● Materials provided
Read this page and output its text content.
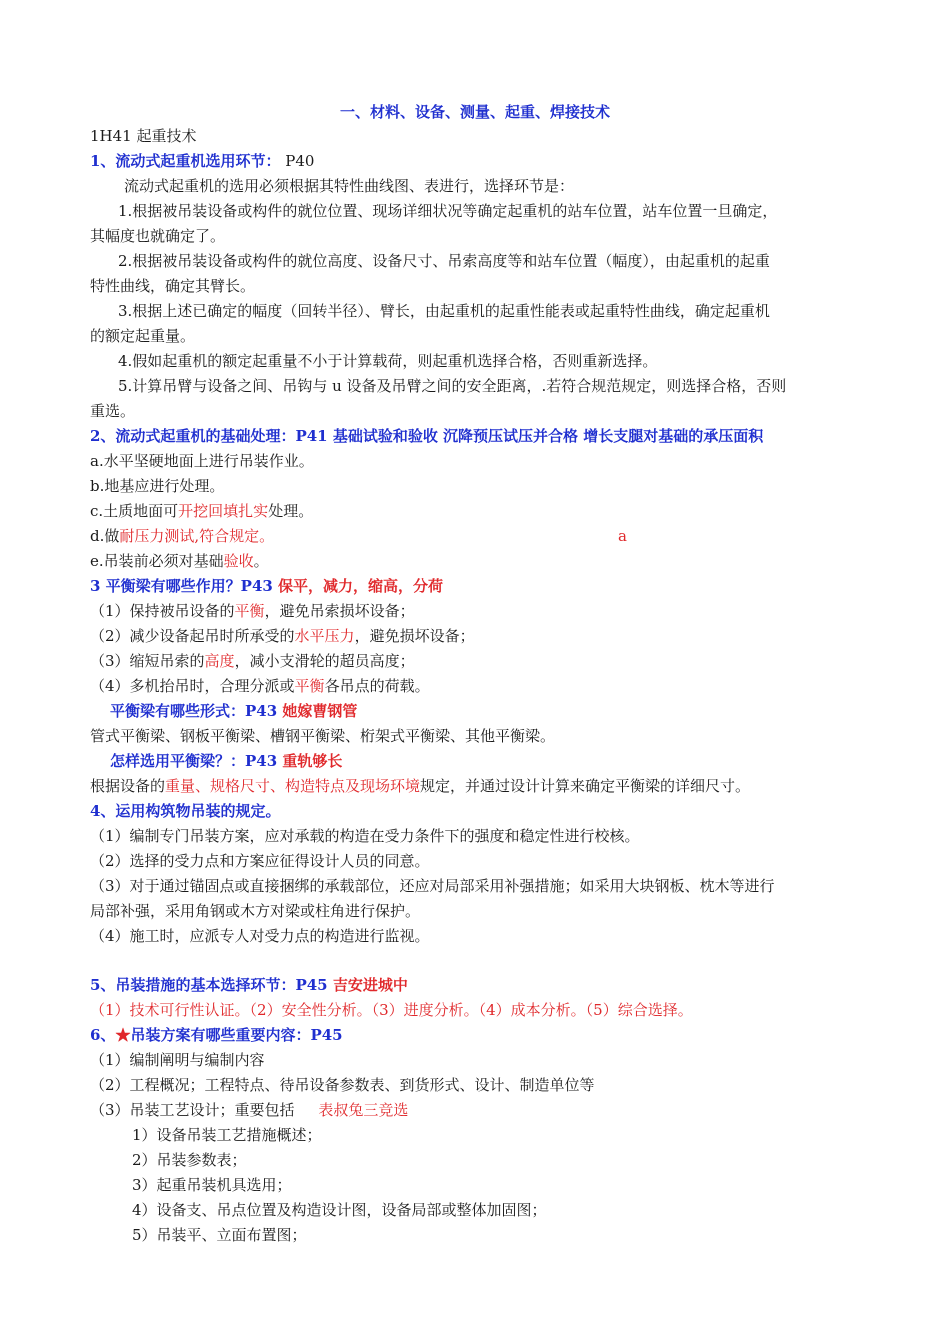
一、材料、设备、测量、起重、焊接技术
1H41 起重技术
1、流动式起重机选用环节： P40
流动式起重机的选用必须根据其特性曲线图、表进行，选择环节是：
1.根据被吊装设备或构件的就位位置、现场详细状况等确定起重机的站车位置，站车位置一旦确定，
其幅度也就确定了。
2.根据被吊装设备或构件的就位高度、设备尺寸、吊索高度等和站车位置（幅度），由起重机的起重
特性曲线，确定其臂长。
3.根据上述已确定的幅度（回转半径）、臂长，由起重机的起重性能表或起重特性曲线，确定起重机
的额定起重量。
4.假如起重机的额定起重量不小于计算载荷，则起重机选择合格，否则重新选择。
5.计算吊臂与设备之间、吊钩与 u 设备及吊臂之间的安全距离，.若符合规范规定，则选择合格，否则
重选。
2、流动式起重机的基础处理：P41 基础试验和验收 沉降预压试压并合格 增长支腿对基础的承压面积
a.水平坚硬地面上进行吊装作业。
b.地基应进行处理。
c.土质地面可开挖回填扎实处理。
d.做耐压力测试,符合规定。	a
e.吊装前必须对基础验收。
3 平衡梁有哪些作用？P43 保平，减力，缩高，分荷
（1）保持被吊设备的平衡，避免吊索损坏设备；
（2）减少设备起吊时所承受的水平压力，避免损坏设备；
（3）缩短吊索的高度，减小支滑轮的超员高度；
（4）多机抬吊时，合理分派或平衡各吊点的荷载。
平衡梁有哪些形式：P43 她嫁曹钢管
管式平衡梁、钢板平衡梁、槽钢平衡梁、桁架式平衡梁、其他平衡梁。
怎样选用平衡梁？：P43 重轨够长
根据设备的重量、规格尺寸、构造特点及现场环境规定，并通过设计计算来确定平衡梁的详细尺寸。
4、运用构筑物吊装的规定。
（1）编制专门吊装方案，应对承载的构造在受力条件下的强度和稳定性进行校核。
（2）选择的受力点和方案应征得设计人员的同意。
（3）对于通过锚固点或直接捆绑的承载部位，还应对局部采用补强措施；如采用大块钢板、枕木等进行
局部补强，采用角钢或木方对梁或柱角进行保护。
（4）施工时，应派专人对受力点的构造进行监视。
5、吊装措施的基本选择环节：P45 吉安进城中
（1）技术可行性认证。（2）安全性分析。（3）进度分析。（4）成本分析。（5）综合选择。
6、★吊装方案有哪些重要内容：P45
（1）编制阐明与编制内容
（2）工程概况；工程特点、待吊设备参数表、到货形式、设计、制造单位等
（3）吊装工艺设计；重要包括     表叔兔三竞选
1）设备吊装工艺措施概述；
2）吊装参数表；
3）起重吊装机具选用；
4）设备支、吊点位置及构造设计图，设备局部或整体加固图；
5）吊装平、立面布置图；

● Exercise details
Exclude the pictures, and transcribe all of the material exactly.

● Response
Read this page and output its text content.
一、材料、设备、测量、起重、焊接技术
1H41 起重技术
1、流动式起重机选用环节： P40
流动式起重机的选用必须根据其特性曲线图、表进行，选择环节是：
1.根据被吊装设备或构件的就位位置、现场详细状况等确定起重机的站车位置，站车位置一旦确定，
其幅度也就确定了。
2.根据被吊装设备或构件的就位高度、设备尺寸、吊索高度等和站车位置（幅度），由起重机的起重
特性曲线，确定其臂长。
3.根据上述已确定的幅度（回转半径）、臂长，由起重机的起重性能表或起重特性曲线，确定起重机
的额定起重量。
4.假如起重机的额定起重量不小于计算载荷，则起重机选择合格，否则重新选择。
5.计算吊臂与设备之间、吊钩与 u 设备及吊臂之间的安全距离，.若符合规范规定，则选择合格，否则
重选。
2、流动式起重机的基础处理：P41 基础试验和验收 沉降预压试压并合格 增长支腿对基础的承压面积
a.水平坚硬地面上进行吊装作业。
b.地基应进行处理。
c.土质地面可开挖回填扎实处理。
d.做耐压力测试,符合规定。	a
e.吊装前必须对基础验收。
3 平衡梁有哪些作用？P43 保平，减力，缩高，分荷
（1）保持被吊设备的平衡，避免吊索损坏设备；
（2）减少设备起吊时所承受的水平压力，避免损坏设备；
（3）缩短吊索的高度，减小支滑轮的超员高度；
（4）多机抬吊时，合理分派或平衡各吊点的荷载。
平衡梁有哪些形式：P43 她嫁曹钢管
管式平衡梁、钢板平衡梁、槽钢平衡梁、桁架式平衡梁、其他平衡梁。
怎样选用平衡梁？：P43 重轨够长
根据设备的重量、规格尺寸、构造特点及现场环境规定，并通过设计计算来确定平衡梁的详细尺寸。
4、运用构筑物吊装的规定。
（1）编制专门吊装方案，应对承载的构造在受力条件下的强度和稳定性进行校核。
（2）选择的受力点和方案应征得设计人员的同意。
（3）对于通过锚固点或直接捆绑的承载部位，还应对局部采用补强措施；如采用大块钢板、枕木等进行
局部补强，采用角钢或木方对梁或柱角进行保护。
（4）施工时，应派专人对受力点的构造进行监视。
5、吊装措施的基本选择环节：P45 吉安进城中
（1）技术可行性认证。（2）安全性分析。（3）进度分析。（4）成本分析。（5）综合选择。
6、★吊装方案有哪些重要内容：P45
（1）编制阐明与编制内容
（2）工程概况；工程特点、待吊设备参数表、到货形式、设计、制造单位等
（3）吊装工艺设计；重要包括     表叔兔三竞选
1）设备吊装工艺措施概述；
2）吊装参数表；
3）起重吊装机具选用；
4）设备支、吊点位置及构造设计图，设备局部或整体加固图；
5）吊装平、立面布置图；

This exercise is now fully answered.